Set task 1:
From the paragraph of the essay on bread baking that describes learning to knead dough, list every word ending in "-ly".
Set task 2:
Extend the essay on bread baking, picking up after its last sentence.

Reading text:
====================

When I’m in the kitchen, following a recipe to a T is not how I like to operate, so I usually say I’m not a very good baker. Since baking is more of a science, and cooking more of an art, you may be assuming that I’m a creative person by nature. This isn’t very true of me at all, or at least it’s not how I would characterize myself. I have a master’s degree in accounting, so now you might be starting to make some entirely different assumptions.

To confuse you even further, I’ll say that the point I’m really trying to get to is about a practice that I don’t believe falls into the category of either science OR art, namely bread baking. It’s both, but it’s also sometimes neither. Sometimes, baking bread is just, well, intuitive.

My first memories of being in the kitchen revolve around my mom teaching me how to knead bread in our home in southern Maine. I remember her showing me exactly how to use the heels of my hands to dig into dough and gently turn it over and over until magically, eventually, the surface became smooth.

====================

Record excerpts:
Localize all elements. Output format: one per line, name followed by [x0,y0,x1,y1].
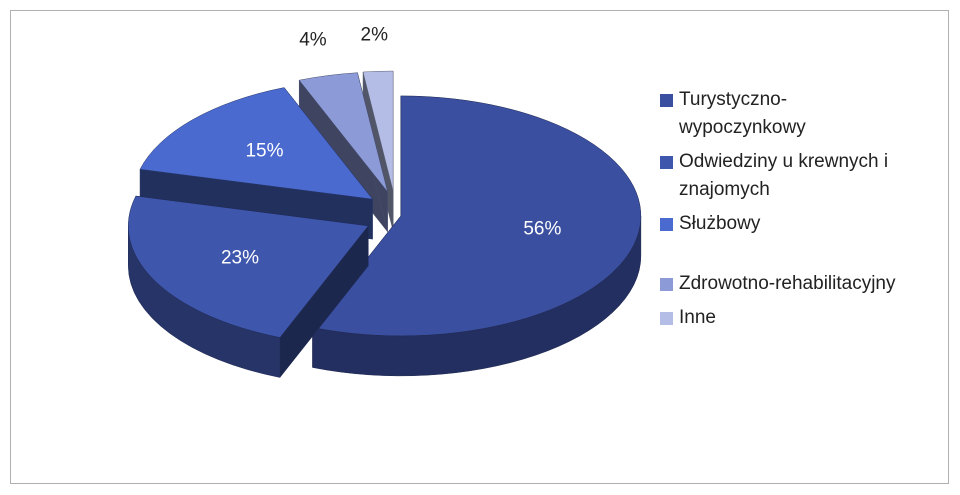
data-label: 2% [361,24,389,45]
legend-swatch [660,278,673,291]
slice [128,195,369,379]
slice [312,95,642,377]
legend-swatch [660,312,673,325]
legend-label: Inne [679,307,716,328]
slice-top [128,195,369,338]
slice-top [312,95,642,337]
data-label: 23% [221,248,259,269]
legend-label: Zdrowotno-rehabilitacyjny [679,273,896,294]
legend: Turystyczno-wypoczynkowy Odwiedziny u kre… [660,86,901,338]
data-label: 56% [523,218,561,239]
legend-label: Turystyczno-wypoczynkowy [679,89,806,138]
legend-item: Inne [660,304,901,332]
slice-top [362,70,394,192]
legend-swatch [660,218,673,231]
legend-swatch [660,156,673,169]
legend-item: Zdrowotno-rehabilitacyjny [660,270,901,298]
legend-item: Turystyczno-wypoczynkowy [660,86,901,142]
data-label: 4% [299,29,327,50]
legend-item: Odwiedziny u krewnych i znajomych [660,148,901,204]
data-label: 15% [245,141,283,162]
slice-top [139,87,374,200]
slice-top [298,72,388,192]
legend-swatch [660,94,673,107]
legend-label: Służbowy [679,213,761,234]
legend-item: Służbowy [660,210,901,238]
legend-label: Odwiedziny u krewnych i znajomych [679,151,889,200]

====================

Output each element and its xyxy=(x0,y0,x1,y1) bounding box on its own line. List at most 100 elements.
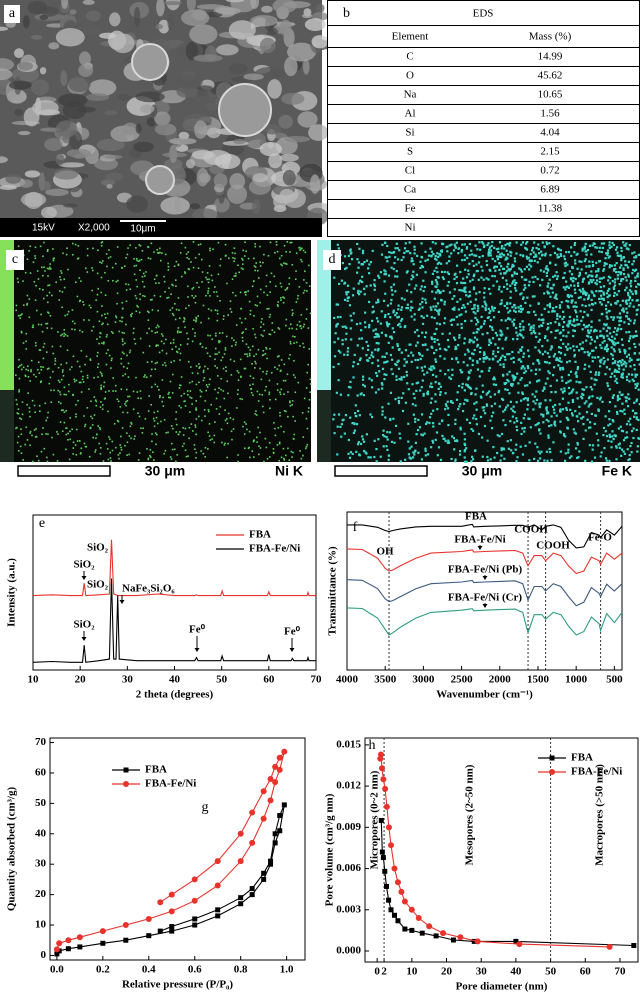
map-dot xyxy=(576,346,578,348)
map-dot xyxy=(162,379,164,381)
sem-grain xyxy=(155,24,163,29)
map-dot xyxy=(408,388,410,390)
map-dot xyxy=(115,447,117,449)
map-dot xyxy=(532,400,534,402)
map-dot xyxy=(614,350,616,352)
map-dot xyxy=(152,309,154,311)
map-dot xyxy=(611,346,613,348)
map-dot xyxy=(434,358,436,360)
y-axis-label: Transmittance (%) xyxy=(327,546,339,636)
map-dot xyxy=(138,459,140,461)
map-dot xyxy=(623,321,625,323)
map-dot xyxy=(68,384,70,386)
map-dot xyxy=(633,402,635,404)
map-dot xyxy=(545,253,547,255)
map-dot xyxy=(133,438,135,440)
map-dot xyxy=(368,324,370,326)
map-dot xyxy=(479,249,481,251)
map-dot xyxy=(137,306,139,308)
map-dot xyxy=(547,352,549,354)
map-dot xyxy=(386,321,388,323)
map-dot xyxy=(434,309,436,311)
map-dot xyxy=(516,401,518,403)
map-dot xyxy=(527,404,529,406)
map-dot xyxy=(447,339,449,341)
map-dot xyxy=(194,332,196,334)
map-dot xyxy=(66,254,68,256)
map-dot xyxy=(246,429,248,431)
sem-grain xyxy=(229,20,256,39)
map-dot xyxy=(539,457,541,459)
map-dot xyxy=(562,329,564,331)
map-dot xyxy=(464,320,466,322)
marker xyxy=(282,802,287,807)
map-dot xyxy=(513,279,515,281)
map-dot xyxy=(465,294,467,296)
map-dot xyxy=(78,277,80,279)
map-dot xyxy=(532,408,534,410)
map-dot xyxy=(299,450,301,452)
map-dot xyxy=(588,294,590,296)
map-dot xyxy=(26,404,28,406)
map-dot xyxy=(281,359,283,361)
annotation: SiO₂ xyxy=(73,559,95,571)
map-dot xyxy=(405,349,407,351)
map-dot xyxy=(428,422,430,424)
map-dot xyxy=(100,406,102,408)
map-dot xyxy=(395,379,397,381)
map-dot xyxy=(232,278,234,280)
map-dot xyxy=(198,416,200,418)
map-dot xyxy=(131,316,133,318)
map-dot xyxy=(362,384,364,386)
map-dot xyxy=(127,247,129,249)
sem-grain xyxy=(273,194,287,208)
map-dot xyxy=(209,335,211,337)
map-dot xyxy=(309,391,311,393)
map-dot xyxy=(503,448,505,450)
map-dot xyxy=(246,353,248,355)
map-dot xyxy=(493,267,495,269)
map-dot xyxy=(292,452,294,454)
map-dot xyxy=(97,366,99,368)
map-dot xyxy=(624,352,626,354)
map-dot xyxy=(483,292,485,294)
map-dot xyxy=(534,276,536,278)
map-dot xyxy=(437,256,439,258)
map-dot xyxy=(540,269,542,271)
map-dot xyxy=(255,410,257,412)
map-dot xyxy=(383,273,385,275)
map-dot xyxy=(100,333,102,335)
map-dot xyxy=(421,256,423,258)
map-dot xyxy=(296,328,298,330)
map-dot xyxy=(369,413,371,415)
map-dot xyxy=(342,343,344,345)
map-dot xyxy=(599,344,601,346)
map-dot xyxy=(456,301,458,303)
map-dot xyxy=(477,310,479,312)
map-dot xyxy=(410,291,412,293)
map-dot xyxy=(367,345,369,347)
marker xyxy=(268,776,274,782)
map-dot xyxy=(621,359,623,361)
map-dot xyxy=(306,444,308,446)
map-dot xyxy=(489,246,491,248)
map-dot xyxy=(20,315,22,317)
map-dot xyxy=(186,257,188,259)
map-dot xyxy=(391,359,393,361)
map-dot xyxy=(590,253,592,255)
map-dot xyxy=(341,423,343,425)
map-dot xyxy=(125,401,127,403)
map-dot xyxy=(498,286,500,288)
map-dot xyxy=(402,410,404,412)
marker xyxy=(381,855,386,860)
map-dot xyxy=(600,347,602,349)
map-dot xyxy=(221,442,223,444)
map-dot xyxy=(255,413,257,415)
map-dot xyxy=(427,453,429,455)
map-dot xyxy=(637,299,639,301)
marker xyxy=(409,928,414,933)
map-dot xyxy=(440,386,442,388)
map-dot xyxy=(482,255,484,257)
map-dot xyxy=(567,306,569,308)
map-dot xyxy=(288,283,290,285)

====================

Exercise output 1:
exactly, gently, magically, eventually

Exercise output 2:
In its simplest form, bread is flour, water, some form of yeast and salt. Factually, there is a science behind combining, rising, and baking those basic ingredients, but there is also an art in the methodology you use to perform steps. Other ingredients can be added to enrich bread, the rise can be manipulated (particularly with sourdough, or breads that use wild yeasts), and you can use various shapes and vessels to bake the bread.

What I loved about learning to bake bread as a kid though, and what I still love, is how so much of the art is based on intuition: The feel of the dough as you knead it, the flavors you add, what kind of outcome you want – all of these require a bit of instinct from the baker. It’s in these things where I find that intuitive joy that I don’t often get from making even coziest dinner or the most delicious batch of cookies.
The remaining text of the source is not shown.